Say how many lines of these entries include the word "atsargines", and answer with the number alone.

═══

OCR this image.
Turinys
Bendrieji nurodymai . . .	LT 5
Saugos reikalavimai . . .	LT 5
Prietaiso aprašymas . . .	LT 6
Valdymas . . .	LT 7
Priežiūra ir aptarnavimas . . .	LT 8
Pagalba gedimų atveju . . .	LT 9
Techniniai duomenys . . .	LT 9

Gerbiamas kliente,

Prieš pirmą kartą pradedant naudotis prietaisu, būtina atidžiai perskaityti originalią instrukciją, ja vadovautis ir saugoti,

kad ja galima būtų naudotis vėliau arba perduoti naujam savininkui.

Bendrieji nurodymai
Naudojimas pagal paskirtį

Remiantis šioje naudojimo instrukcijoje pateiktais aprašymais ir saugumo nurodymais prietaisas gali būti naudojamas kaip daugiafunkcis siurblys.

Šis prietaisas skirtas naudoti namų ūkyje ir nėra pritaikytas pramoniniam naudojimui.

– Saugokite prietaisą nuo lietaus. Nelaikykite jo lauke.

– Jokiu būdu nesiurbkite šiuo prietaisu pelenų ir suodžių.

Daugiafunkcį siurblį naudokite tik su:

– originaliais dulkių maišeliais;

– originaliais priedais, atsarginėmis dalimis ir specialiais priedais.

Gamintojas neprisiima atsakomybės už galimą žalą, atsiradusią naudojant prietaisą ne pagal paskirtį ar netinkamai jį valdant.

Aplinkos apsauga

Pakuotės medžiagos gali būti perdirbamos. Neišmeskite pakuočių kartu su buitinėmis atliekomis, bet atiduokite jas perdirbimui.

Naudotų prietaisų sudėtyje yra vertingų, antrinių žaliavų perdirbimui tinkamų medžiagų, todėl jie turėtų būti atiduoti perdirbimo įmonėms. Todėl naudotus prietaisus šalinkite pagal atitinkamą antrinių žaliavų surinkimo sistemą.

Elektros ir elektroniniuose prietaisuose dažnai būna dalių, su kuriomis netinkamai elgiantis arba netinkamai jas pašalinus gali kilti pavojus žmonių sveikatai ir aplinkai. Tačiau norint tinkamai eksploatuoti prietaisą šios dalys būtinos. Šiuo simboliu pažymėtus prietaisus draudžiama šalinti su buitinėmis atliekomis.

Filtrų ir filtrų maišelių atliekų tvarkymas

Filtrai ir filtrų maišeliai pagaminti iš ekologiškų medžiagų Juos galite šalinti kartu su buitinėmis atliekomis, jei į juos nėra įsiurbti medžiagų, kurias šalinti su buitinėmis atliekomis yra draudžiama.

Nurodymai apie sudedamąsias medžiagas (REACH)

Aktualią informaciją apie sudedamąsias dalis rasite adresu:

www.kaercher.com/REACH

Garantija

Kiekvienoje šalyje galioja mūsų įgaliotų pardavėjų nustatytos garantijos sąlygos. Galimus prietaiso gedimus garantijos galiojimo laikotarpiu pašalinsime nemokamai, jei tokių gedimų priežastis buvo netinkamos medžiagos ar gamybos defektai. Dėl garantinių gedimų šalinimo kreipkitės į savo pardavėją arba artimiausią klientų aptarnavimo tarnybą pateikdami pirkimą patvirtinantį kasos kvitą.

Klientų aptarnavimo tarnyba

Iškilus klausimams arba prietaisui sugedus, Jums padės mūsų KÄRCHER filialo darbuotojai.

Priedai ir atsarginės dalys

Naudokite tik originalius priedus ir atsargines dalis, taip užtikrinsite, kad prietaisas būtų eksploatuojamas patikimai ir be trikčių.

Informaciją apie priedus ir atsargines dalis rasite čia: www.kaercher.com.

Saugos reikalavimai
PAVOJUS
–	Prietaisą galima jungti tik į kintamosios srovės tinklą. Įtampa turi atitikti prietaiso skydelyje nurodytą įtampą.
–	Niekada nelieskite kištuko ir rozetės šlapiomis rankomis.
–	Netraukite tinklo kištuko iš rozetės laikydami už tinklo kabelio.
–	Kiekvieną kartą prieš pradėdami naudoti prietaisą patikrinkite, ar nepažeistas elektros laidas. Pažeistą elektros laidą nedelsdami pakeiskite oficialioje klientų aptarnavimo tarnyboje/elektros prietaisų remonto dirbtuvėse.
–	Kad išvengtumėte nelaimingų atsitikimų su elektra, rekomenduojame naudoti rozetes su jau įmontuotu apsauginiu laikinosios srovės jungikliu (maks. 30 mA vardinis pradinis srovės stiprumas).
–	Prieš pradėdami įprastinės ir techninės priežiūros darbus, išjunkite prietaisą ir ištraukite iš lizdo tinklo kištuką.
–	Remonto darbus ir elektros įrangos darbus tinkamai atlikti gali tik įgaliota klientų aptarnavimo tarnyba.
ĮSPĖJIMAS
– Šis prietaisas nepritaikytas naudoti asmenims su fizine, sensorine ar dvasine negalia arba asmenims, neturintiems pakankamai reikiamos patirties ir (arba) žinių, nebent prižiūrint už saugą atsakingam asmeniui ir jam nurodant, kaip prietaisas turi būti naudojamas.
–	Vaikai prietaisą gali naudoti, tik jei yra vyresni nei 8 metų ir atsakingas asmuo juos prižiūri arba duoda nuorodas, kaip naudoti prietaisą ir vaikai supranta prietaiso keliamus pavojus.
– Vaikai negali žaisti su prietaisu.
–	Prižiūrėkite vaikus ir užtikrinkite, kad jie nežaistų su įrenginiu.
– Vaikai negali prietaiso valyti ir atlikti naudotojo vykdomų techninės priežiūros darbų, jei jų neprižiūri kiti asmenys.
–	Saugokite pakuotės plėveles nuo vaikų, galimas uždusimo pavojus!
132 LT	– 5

═══

**Final answer**:
2